### [Given instruction]
In the stored records below, take the part that opens at the first line and closes with the line containing "svg-text:0: 0: [553, 483, 557, 490]". Write those lines out again with "bounding boxes" changed to "coordinates" and all else left as it stands.

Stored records
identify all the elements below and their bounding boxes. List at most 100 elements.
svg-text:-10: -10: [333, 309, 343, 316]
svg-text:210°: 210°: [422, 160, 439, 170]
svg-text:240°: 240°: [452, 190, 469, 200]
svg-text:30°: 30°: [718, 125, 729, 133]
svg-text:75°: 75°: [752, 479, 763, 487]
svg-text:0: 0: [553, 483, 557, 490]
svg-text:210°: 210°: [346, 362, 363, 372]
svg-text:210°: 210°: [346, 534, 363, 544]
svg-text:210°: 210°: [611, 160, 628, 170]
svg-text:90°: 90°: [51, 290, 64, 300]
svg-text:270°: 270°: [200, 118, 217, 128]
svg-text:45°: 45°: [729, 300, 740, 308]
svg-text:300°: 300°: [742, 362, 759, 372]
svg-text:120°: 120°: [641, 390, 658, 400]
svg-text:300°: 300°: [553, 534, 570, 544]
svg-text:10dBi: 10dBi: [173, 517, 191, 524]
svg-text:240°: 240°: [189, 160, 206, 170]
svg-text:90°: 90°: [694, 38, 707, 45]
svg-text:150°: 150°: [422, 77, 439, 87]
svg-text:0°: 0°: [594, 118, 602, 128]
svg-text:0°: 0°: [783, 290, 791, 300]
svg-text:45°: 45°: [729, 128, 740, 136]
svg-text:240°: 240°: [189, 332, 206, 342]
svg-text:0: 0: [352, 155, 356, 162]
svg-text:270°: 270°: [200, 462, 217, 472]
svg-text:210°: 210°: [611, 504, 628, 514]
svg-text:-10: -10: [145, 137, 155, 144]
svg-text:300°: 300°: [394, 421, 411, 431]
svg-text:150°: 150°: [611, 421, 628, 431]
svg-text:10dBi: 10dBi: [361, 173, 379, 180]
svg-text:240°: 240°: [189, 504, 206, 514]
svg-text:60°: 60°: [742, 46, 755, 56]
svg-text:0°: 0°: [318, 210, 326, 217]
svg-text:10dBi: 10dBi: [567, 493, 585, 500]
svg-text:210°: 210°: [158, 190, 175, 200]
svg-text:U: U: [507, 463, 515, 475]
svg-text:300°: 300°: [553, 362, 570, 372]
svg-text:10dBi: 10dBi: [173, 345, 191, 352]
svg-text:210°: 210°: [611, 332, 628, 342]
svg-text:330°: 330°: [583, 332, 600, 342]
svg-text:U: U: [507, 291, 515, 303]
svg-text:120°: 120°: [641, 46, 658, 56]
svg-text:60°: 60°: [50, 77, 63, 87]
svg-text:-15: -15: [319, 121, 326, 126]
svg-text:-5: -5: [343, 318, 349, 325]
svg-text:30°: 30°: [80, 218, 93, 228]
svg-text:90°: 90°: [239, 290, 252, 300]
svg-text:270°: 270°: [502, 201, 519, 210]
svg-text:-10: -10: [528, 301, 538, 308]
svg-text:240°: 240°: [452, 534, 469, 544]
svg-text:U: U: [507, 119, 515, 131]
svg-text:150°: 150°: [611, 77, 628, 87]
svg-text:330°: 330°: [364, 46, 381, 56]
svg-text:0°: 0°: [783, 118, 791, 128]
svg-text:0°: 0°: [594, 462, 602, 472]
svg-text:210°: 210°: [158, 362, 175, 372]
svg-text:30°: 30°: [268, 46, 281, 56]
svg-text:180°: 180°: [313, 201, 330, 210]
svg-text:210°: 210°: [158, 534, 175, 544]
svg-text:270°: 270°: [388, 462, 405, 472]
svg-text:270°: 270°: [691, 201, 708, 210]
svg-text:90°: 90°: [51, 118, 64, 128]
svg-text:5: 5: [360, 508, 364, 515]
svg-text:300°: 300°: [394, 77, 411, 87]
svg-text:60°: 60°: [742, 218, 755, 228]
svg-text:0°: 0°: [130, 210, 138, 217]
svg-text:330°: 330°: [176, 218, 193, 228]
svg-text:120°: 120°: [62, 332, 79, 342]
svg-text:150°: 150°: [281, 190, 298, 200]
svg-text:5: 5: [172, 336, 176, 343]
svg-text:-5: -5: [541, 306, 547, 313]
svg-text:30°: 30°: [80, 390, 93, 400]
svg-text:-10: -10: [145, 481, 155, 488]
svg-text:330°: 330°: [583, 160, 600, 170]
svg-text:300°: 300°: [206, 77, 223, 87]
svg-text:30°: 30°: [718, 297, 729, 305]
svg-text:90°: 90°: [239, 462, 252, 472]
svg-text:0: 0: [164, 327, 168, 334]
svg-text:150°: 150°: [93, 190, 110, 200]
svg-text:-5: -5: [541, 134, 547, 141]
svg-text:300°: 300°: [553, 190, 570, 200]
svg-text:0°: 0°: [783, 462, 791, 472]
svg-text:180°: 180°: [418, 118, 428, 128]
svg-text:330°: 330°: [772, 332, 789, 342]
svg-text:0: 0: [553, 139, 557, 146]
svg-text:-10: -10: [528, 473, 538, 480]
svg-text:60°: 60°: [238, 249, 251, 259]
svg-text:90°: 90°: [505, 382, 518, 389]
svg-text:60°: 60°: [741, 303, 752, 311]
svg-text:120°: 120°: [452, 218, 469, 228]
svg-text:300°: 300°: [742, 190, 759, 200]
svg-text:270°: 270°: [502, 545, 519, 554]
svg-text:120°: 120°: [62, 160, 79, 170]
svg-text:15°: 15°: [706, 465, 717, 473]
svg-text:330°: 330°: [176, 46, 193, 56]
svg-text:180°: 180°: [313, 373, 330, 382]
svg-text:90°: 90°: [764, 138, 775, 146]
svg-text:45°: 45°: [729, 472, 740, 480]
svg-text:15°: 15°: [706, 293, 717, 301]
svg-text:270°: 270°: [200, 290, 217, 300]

### [Complete answer]
identify all the elements below and their coordinates. List at most 100 elements.
svg-text:-10: -10: [333, 309, 343, 316]
svg-text:210°: 210°: [422, 160, 439, 170]
svg-text:240°: 240°: [452, 190, 469, 200]
svg-text:30°: 30°: [718, 125, 729, 133]
svg-text:75°: 75°: [752, 479, 763, 487]
svg-text:0: 0: [553, 483, 557, 490]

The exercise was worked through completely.